*Written task:* Within the data that follows, how many lines carry the string "Francisco"? Give the number alone.

*Supplied data:*

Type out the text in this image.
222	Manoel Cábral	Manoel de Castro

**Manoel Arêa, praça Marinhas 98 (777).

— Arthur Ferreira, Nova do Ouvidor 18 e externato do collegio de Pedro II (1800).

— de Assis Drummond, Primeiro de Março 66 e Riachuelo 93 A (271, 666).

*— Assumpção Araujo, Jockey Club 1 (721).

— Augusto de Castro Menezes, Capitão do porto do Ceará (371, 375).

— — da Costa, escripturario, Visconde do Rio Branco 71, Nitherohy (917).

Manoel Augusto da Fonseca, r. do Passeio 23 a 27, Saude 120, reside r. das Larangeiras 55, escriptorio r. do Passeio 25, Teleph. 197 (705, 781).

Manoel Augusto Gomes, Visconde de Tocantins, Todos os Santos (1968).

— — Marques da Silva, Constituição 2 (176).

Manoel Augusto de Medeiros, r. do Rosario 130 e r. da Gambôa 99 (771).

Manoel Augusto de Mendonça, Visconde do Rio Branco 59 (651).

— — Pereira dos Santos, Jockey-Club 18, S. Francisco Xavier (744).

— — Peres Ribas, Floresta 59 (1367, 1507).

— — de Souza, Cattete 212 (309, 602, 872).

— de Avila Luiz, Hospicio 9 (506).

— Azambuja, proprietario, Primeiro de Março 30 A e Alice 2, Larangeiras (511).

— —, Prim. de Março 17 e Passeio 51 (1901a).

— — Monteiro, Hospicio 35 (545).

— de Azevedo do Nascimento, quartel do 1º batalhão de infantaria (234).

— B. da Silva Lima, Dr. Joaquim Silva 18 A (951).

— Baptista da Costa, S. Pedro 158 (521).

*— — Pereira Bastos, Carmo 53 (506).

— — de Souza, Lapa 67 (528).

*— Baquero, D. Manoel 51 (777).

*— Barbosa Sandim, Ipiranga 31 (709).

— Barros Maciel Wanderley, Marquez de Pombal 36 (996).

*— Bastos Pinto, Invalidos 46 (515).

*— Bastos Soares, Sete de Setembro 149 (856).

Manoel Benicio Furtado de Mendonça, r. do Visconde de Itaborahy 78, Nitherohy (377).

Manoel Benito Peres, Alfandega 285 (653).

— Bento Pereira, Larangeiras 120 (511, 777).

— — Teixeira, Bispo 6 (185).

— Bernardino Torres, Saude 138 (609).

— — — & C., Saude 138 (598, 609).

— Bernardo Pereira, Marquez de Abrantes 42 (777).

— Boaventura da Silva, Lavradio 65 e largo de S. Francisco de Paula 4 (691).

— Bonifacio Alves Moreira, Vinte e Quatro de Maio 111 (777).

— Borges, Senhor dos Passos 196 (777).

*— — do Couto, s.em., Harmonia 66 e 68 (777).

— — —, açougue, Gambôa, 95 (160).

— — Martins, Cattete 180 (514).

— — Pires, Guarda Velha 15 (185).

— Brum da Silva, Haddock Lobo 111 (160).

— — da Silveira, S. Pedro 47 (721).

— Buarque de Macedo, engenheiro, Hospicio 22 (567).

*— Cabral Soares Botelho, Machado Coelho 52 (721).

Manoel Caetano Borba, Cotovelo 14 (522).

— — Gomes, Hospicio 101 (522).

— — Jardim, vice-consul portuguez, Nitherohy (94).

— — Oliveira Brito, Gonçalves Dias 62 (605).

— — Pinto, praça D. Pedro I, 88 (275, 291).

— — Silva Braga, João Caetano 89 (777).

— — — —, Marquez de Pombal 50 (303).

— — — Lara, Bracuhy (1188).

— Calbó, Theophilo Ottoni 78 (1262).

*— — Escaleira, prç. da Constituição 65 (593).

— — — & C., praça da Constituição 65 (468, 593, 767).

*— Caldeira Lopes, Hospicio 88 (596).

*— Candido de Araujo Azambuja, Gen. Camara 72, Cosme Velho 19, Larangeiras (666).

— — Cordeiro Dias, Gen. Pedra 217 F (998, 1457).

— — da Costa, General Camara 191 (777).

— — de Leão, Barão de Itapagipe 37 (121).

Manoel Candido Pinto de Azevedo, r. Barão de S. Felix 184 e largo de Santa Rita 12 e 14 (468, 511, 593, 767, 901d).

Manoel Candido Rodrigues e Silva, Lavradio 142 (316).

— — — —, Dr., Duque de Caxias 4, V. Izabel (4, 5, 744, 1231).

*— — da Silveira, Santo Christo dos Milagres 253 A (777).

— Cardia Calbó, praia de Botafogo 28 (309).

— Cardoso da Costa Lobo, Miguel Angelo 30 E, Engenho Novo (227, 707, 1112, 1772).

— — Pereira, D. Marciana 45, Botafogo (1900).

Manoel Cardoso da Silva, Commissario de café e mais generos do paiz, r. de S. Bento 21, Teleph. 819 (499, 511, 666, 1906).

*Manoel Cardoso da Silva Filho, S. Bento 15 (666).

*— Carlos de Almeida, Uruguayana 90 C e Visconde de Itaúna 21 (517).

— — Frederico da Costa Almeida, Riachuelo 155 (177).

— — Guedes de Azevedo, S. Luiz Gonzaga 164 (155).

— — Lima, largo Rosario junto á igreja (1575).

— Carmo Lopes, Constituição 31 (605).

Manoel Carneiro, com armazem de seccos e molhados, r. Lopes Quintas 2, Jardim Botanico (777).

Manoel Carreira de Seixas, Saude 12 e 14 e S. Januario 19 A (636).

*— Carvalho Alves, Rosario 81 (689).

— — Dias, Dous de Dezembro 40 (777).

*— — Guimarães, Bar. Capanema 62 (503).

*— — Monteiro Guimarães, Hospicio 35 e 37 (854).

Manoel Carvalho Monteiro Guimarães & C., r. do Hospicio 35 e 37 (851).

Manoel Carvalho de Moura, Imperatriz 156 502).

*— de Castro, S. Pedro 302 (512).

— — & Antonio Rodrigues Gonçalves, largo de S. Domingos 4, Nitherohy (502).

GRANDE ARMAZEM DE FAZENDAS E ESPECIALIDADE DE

*Correct output:* 2